#### Work required
Make an exact copy of all the entries below, with the pictures left out.

#### Recorded data
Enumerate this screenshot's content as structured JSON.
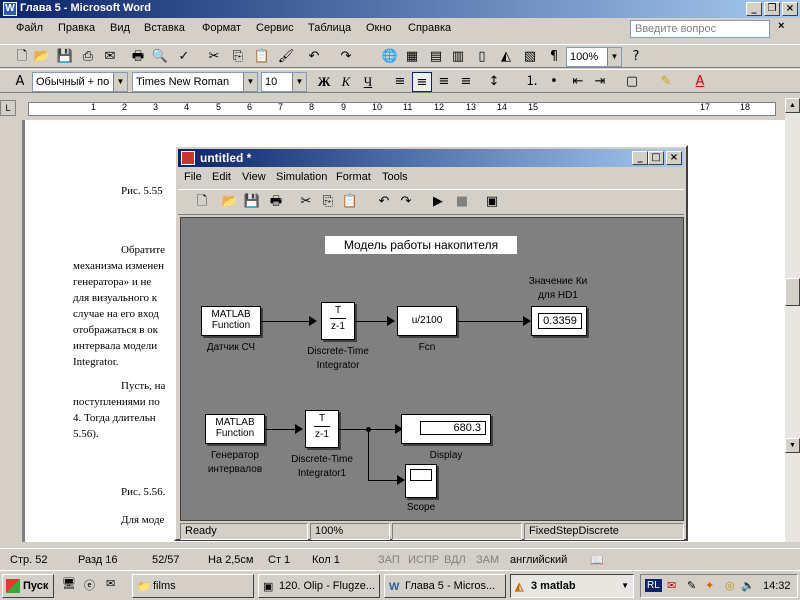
{
  "window": {
    "title": "Глава 5 - Microsoft Word"
  },
  "menu": {
    "items": [
      "Файл",
      "Правка",
      "Вид",
      "Вставка",
      "Формат",
      "Сервис",
      "Таблица",
      "Окно",
      "Справка"
    ],
    "help_placeholder": "Введите вопрос"
  },
  "format": {
    "style": "Обычный + по ц",
    "font": "Times New Roman",
    "size": "10",
    "zoom": "100%"
  },
  "ruler": {
    "marks": [
      "1",
      "2",
      "3",
      "4",
      "5",
      "6",
      "7",
      "8",
      "9",
      "10",
      "11",
      "12",
      "13",
      "14",
      "15",
      "17",
      "18"
    ]
  },
  "doc": {
    "lines": [
      "Рис. 5.55",
      "Обратите",
      "механизма изменен",
      "генератора» и не",
      "для визуального к",
      "случае на его вход",
      "отображаться в ок",
      "интервала модели",
      "Integrator.",
      "Пусть, на",
      "поступлениями по",
      "4. Тогда длительн",
      "5.56).",
      "Рис. 5.56.",
      "Для моде"
    ]
  },
  "simulink": {
    "title": "untitled *",
    "menu": [
      "File",
      "Edit",
      "View",
      "Simulation",
      "Format",
      "Tools"
    ],
    "model_title": "Модель работы накопителя",
    "blocks": {
      "matlab_fn1": {
        "l1": "MATLAB",
        "l2": "Function",
        "label": "Датчик СЧ"
      },
      "integrator1": {
        "num": "T",
        "den": "z-1",
        "label1": "Discrete-Time",
        "label2": "Integrator"
      },
      "fcn": {
        "expr": "u/2100",
        "label": "Fcn"
      },
      "display1": {
        "value": "0.3359",
        "label1": "Значение Ки",
        "label2": "для HD1"
      },
      "matlab_fn2": {
        "l1": "MATLAB",
        "l2": "Function",
        "label1": "Генератор",
        "label2": "интервалов"
      },
      "integrator2": {
        "num": "T",
        "den": "z-1",
        "label1": "Discrete-Time",
        "label2": "Integrator1"
      },
      "display2": {
        "value": "680.3",
        "label": "Display"
      },
      "scope": {
        "label": "Scope"
      }
    },
    "status": {
      "ready": "Ready",
      "zoom": "100%",
      "solver": "FixedStepDiscrete"
    }
  },
  "statusbar": {
    "page": "Стр. 52",
    "section": "Разд 16",
    "pages": "52/57",
    "at": "На 2,5см",
    "line": "Ст 1",
    "col": "Кол 1",
    "rec": "ЗАП",
    "trk": "ИСПР",
    "ext": "ВДЛ",
    "ovr": "ЗАМ",
    "lang": "английский"
  },
  "taskbar": {
    "start": "Пуск",
    "tasks": [
      "films",
      "120. Olip - Flugze...",
      "Глава 5 - Micros...",
      "3 matlab"
    ],
    "tray": [
      "RL"
    ],
    "clock": "14:32"
  }
}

#### Response below
Enumerate this screenshot's content as structured JSON.
{
  "window": {
    "title": "Глава 5 - Microsoft Word"
  },
  "menu": {
    "items": [
      "Файл",
      "Правка",
      "Вид",
      "Вставка",
      "Формат",
      "Сервис",
      "Таблица",
      "Окно",
      "Справка"
    ],
    "help_placeholder": "Введите вопрос"
  },
  "format": {
    "style": "Обычный + по ц",
    "font": "Times New Roman",
    "size": "10",
    "zoom": "100%"
  },
  "ruler": {
    "marks": [
      "1",
      "2",
      "3",
      "4",
      "5",
      "6",
      "7",
      "8",
      "9",
      "10",
      "11",
      "12",
      "13",
      "14",
      "15",
      "17",
      "18"
    ]
  },
  "doc": {
    "lines": [
      "Рис. 5.55",
      "Обратите",
      "механизма изменен",
      "генератора» и не",
      "для визуального к",
      "случае на его вход",
      "отображаться в ок",
      "интервала модели",
      "Integrator.",
      "Пусть, на",
      "поступлениями по",
      "4. Тогда длительн",
      "5.56).",
      "Рис. 5.56.",
      "Для моде"
    ]
  },
  "simulink": {
    "title": "untitled *",
    "menu": [
      "File",
      "Edit",
      "View",
      "Simulation",
      "Format",
      "Tools"
    ],
    "model_title": "Модель работы накопителя",
    "blocks": {
      "matlab_fn1": {
        "l1": "MATLAB",
        "l2": "Function",
        "label": "Датчик СЧ"
      },
      "integrator1": {
        "num": "T",
        "den": "z-1",
        "label1": "Discrete-Time",
        "label2": "Integrator"
      },
      "fcn": {
        "expr": "u/2100",
        "label": "Fcn"
      },
      "display1": {
        "value": "0.3359",
        "label1": "Значение Ки",
        "label2": "для HD1"
      },
      "matlab_fn2": {
        "l1": "MATLAB",
        "l2": "Function",
        "label1": "Генератор",
        "label2": "интервалов"
      },
      "integrator2": {
        "num": "T",
        "den": "z-1",
        "label1": "Discrete-Time",
        "label2": "Integrator1"
      },
      "display2": {
        "value": "680.3",
        "label": "Display"
      },
      "scope": {
        "label": "Scope"
      }
    },
    "status": {
      "ready": "Ready",
      "zoom": "100%",
      "solver": "FixedStepDiscrete"
    }
  },
  "statusbar": {
    "page": "Стр. 52",
    "section": "Разд 16",
    "pages": "52/57",
    "at": "На 2,5см",
    "line": "Ст 1",
    "col": "Кол 1",
    "rec": "ЗАП",
    "trk": "ИСПР",
    "ext": "ВДЛ",
    "ovr": "ЗАМ",
    "lang": "английский"
  },
  "taskbar": {
    "start": "Пуск",
    "tasks": [
      "films",
      "120. Olip - Flugze...",
      "Глава 5 - Micros...",
      "3 matlab"
    ],
    "tray": [
      "RL"
    ],
    "clock": "14:32"
  }
}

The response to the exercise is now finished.